• Work required:
Please repeat all of the listing exactly.

• Dataset entries on figures:
=====

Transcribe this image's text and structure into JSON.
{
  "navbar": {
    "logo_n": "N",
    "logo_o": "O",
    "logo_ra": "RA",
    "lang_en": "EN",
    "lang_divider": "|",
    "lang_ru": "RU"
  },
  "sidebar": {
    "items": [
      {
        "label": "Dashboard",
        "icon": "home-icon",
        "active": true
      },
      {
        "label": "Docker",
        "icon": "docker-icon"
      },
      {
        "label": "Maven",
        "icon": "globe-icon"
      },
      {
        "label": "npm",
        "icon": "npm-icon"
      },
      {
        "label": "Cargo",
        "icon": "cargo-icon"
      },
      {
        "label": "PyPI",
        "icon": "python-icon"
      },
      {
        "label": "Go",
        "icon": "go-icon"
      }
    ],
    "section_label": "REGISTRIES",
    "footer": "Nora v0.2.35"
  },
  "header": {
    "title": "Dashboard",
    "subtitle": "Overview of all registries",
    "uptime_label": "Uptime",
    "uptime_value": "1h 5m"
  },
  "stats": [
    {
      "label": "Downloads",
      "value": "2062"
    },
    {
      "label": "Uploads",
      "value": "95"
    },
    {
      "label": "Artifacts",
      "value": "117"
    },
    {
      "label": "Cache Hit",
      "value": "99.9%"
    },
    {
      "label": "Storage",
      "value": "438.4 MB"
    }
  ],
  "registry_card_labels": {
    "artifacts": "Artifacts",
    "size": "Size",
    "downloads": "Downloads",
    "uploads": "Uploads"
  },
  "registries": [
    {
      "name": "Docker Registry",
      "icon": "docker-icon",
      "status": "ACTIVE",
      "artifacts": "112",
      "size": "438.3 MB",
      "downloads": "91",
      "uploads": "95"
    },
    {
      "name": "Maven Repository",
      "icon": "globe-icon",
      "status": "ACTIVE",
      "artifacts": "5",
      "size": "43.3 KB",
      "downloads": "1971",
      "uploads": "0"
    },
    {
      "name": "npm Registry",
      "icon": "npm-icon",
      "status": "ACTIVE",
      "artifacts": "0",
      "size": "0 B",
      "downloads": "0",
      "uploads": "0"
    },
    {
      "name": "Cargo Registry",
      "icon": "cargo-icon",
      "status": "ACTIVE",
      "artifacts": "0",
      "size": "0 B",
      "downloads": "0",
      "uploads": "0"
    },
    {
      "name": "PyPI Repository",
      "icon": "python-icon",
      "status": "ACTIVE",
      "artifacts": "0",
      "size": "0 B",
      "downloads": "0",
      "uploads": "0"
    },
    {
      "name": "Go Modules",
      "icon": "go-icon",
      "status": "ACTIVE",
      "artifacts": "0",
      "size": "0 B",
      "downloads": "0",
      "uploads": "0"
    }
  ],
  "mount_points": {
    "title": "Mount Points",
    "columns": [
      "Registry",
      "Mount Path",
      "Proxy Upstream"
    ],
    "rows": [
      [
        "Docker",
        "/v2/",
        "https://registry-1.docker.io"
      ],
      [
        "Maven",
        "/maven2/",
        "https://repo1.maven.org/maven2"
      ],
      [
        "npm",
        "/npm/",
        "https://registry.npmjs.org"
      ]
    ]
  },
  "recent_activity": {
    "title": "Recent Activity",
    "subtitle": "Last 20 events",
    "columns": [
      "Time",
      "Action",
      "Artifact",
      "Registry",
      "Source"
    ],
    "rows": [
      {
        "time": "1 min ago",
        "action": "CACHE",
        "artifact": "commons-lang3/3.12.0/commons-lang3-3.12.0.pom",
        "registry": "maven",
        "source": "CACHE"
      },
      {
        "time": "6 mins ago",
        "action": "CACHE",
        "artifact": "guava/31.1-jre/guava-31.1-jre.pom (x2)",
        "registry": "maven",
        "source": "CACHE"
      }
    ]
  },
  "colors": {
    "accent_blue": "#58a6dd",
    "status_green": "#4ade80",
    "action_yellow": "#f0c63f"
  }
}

=====

• Exercise output:
Transcribe this image's text and structure into JSON.
{
  "navbar": {
    "logo_n": "N",
    "logo_o": "O",
    "logo_ra": "RA",
    "lang_en": "EN",
    "lang_divider": "|",
    "lang_ru": "RU"
  },
  "sidebar": {
    "items": [
      {
        "label": "Dashboard",
        "icon": "home-icon",
        "active": true
      },
      {
        "label": "Docker",
        "icon": "docker-icon"
      },
      {
        "label": "Maven",
        "icon": "globe-icon"
      },
      {
        "label": "npm",
        "icon": "npm-icon"
      },
      {
        "label": "Cargo",
        "icon": "cargo-icon"
      },
      {
        "label": "PyPI",
        "icon": "python-icon"
      },
      {
        "label": "Go",
        "icon": "go-icon"
      }
    ],
    "section_label": "REGISTRIES",
    "footer": "Nora v0.2.35"
  },
  "header": {
    "title": "Dashboard",
    "subtitle": "Overview of all registries",
    "uptime_label": "Uptime",
    "uptime_value": "1h 5m"
  },
  "stats": [
    {
      "label": "Downloads",
      "value": "2062"
    },
    {
      "label": "Uploads",
      "value": "95"
    },
    {
      "label": "Artifacts",
      "value": "117"
    },
    {
      "label": "Cache Hit",
      "value": "99.9%"
    },
    {
      "label": "Storage",
      "value": "438.4 MB"
    }
  ],
  "registry_card_labels": {
    "artifacts": "Artifacts",
    "size": "Size",
    "downloads": "Downloads",
    "uploads": "Uploads"
  },
  "registries": [
    {
      "name": "Docker Registry",
      "icon": "docker-icon",
      "status": "ACTIVE",
      "artifacts": "112",
      "size": "438.3 MB",
      "downloads": "91",
      "uploads": "95"
    },
    {
      "name": "Maven Repository",
      "icon": "globe-icon",
      "status": "ACTIVE",
      "artifacts": "5",
      "size": "43.3 KB",
      "downloads": "1971",
      "uploads": "0"
    },
    {
      "name": "npm Registry",
      "icon": "npm-icon",
      "status": "ACTIVE",
      "artifacts": "0",
      "size": "0 B",
      "downloads": "0",
      "uploads": "0"
    },
    {
      "name": "Cargo Registry",
      "icon": "cargo-icon",
      "status": "ACTIVE",
      "artifacts": "0",
      "size": "0 B",
      "downloads": "0",
      "uploads": "0"
    },
    {
      "name": "PyPI Repository",
      "icon": "python-icon",
      "status": "ACTIVE",
      "artifacts": "0",
      "size": "0 B",
      "downloads": "0",
      "uploads": "0"
    },
    {
      "name": "Go Modules",
      "icon": "go-icon",
      "status": "ACTIVE",
      "artifacts": "0",
      "size": "0 B",
      "downloads": "0",
      "uploads": "0"
    }
  ],
  "mount_points": {
    "title": "Mount Points",
    "columns": [
      "Registry",
      "Mount Path",
      "Proxy Upstream"
    ],
    "rows": [
      [
        "Docker",
        "/v2/",
        "https://registry-1.docker.io"
      ],
      [
        "Maven",
        "/maven2/",
        "https://repo1.maven.org/maven2"
      ],
      [
        "npm",
        "/npm/",
        "https://registry.npmjs.org"
      ]
    ]
  },
  "recent_activity": {
    "title": "Recent Activity",
    "subtitle": "Last 20 events",
    "columns": [
      "Time",
      "Action",
      "Artifact",
      "Registry",
      "Source"
    ],
    "rows": [
      {
        "time": "1 min ago",
        "action": "CACHE",
        "artifact": "commons-lang3/3.12.0/commons-lang3-3.12.0.pom",
        "registry": "maven",
        "source": "CACHE"
      },
      {
        "time": "6 mins ago",
        "action": "CACHE",
        "artifact": "guava/31.1-jre/guava-31.1-jre.pom (x2)",
        "registry": "maven",
        "source": "CACHE"
      }
    ]
  },
  "colors": {
    "accent_blue": "#58a6dd",
    "status_green": "#4ade80",
    "action_yellow": "#f0c63f"
  }
}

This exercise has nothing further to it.